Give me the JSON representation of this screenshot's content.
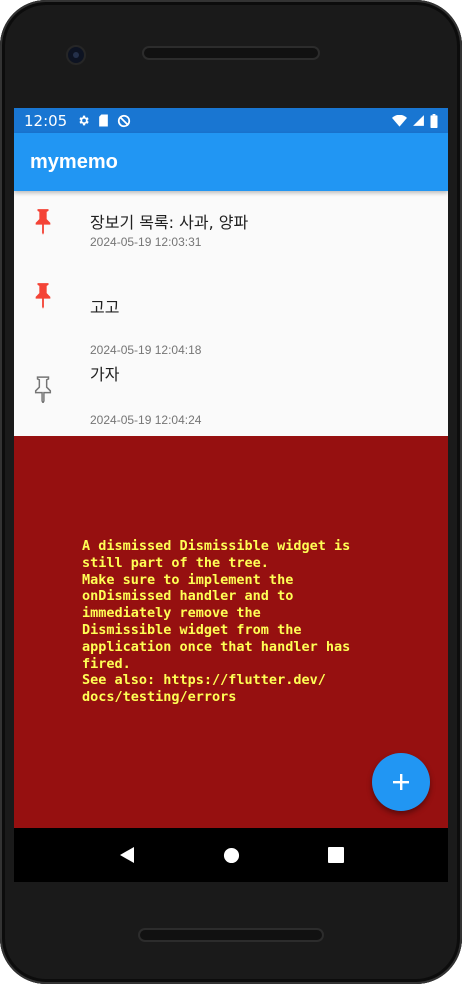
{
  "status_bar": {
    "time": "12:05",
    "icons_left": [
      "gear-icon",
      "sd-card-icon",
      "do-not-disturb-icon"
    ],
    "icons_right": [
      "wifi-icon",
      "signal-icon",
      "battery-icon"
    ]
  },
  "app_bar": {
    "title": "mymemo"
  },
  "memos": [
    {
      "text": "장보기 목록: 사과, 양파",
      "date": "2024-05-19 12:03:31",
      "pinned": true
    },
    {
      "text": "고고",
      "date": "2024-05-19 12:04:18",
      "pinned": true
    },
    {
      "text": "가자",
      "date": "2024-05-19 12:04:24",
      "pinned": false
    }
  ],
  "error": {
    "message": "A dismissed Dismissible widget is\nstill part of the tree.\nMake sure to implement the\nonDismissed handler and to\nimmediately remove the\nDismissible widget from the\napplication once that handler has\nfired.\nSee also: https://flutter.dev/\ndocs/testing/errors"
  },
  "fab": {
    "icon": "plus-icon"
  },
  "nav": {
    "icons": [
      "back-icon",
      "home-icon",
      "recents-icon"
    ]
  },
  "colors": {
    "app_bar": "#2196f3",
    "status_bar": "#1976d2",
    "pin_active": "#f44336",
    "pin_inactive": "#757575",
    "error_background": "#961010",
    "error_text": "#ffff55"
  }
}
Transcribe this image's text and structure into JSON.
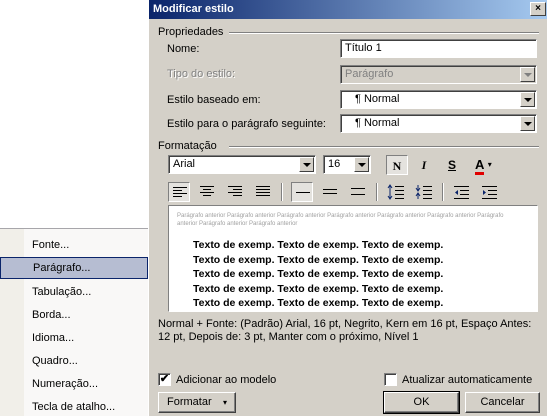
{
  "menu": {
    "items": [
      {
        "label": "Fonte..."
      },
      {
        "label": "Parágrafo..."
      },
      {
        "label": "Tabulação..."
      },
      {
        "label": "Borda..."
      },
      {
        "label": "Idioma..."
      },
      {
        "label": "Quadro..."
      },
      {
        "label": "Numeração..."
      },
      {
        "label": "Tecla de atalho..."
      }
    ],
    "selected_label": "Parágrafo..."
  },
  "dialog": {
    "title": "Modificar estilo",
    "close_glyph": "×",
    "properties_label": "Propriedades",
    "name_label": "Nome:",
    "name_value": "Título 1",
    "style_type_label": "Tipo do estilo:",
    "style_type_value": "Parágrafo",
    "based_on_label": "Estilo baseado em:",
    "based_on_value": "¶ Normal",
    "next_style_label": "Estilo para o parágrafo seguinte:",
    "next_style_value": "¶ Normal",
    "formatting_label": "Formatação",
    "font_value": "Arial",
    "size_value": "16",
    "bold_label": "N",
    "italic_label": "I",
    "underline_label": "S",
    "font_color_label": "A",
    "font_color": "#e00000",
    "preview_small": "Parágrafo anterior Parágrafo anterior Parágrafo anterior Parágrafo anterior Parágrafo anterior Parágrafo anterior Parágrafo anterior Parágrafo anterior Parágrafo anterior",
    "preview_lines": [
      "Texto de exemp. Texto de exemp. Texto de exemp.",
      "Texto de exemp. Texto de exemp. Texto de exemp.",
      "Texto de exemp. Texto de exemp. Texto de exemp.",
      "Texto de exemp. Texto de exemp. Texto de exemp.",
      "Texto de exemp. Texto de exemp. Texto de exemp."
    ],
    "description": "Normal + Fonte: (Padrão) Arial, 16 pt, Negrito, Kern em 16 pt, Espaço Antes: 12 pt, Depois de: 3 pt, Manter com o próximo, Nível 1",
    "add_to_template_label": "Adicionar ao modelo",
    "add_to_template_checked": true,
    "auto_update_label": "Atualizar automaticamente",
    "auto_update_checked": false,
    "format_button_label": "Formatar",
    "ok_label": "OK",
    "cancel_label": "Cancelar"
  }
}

==

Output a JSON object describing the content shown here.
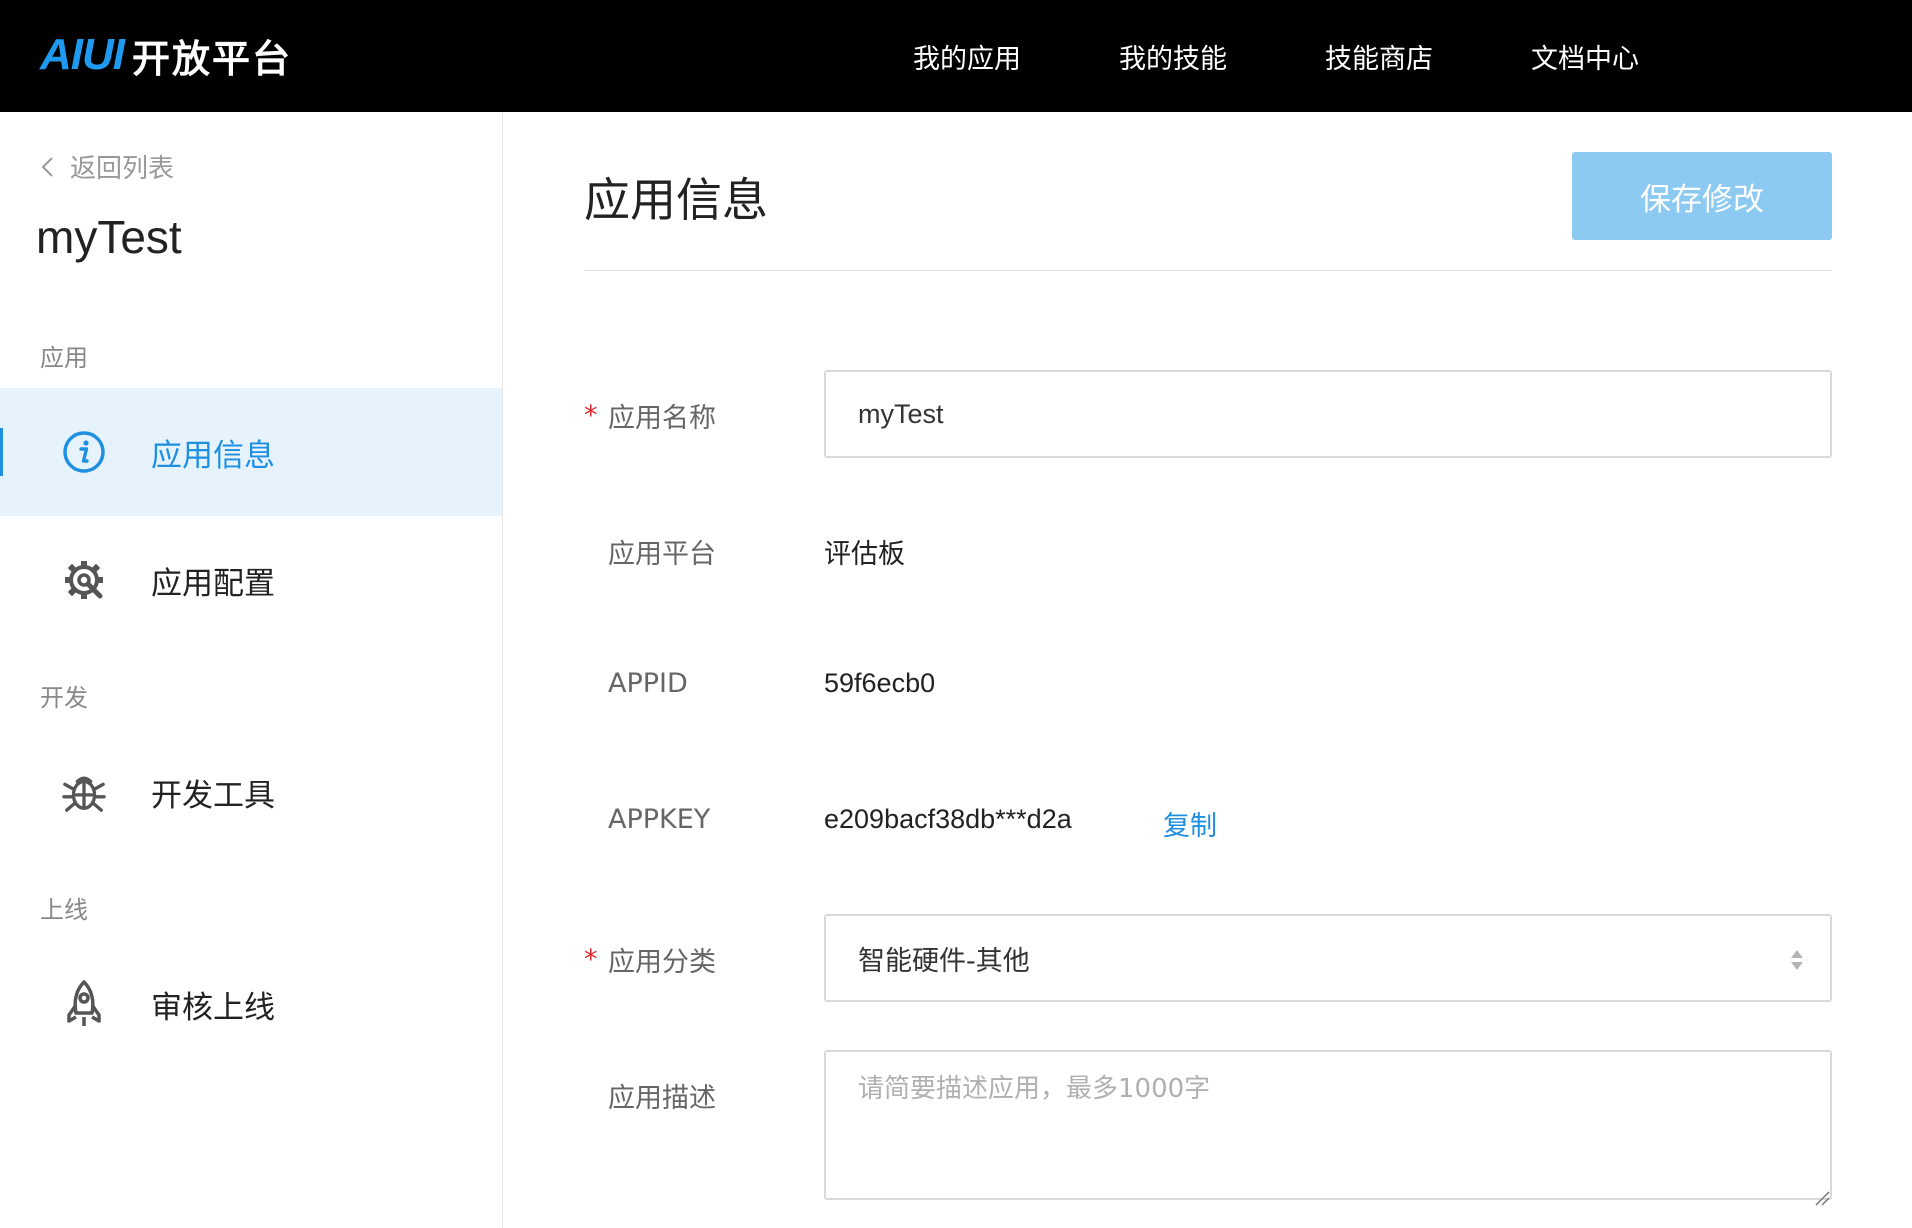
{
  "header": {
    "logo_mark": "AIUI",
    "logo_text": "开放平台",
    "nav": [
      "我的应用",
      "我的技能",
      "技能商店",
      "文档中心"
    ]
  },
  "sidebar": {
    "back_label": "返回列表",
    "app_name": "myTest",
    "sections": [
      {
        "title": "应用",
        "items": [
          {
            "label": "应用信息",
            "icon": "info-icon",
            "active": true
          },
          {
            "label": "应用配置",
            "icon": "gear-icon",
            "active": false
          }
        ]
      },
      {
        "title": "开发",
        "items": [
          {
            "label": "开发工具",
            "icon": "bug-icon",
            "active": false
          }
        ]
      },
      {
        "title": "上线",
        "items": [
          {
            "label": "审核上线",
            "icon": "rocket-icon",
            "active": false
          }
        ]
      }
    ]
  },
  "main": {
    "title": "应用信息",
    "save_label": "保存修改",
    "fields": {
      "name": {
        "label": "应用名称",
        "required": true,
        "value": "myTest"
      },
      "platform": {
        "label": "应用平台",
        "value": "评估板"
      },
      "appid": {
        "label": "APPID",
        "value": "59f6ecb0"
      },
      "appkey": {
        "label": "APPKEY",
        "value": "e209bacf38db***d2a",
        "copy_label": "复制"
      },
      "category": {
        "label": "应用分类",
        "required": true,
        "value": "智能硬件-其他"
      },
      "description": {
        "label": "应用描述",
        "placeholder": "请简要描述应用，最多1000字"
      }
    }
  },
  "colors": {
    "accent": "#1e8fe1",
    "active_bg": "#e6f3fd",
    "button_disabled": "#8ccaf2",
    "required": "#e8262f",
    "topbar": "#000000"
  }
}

WHAT YOU WILL DO: From the entries, report each line that includes the word "description".

WRITTEN RESPONSE:
    "description": "Normal + Fonte: (Padrão) Arial, 16 pt, Negrito, Kern em 16 pt, Espaço Antes: 12 pt, Depois de: 3 pt, Manter com o próximo, Nível 1",
      "description": {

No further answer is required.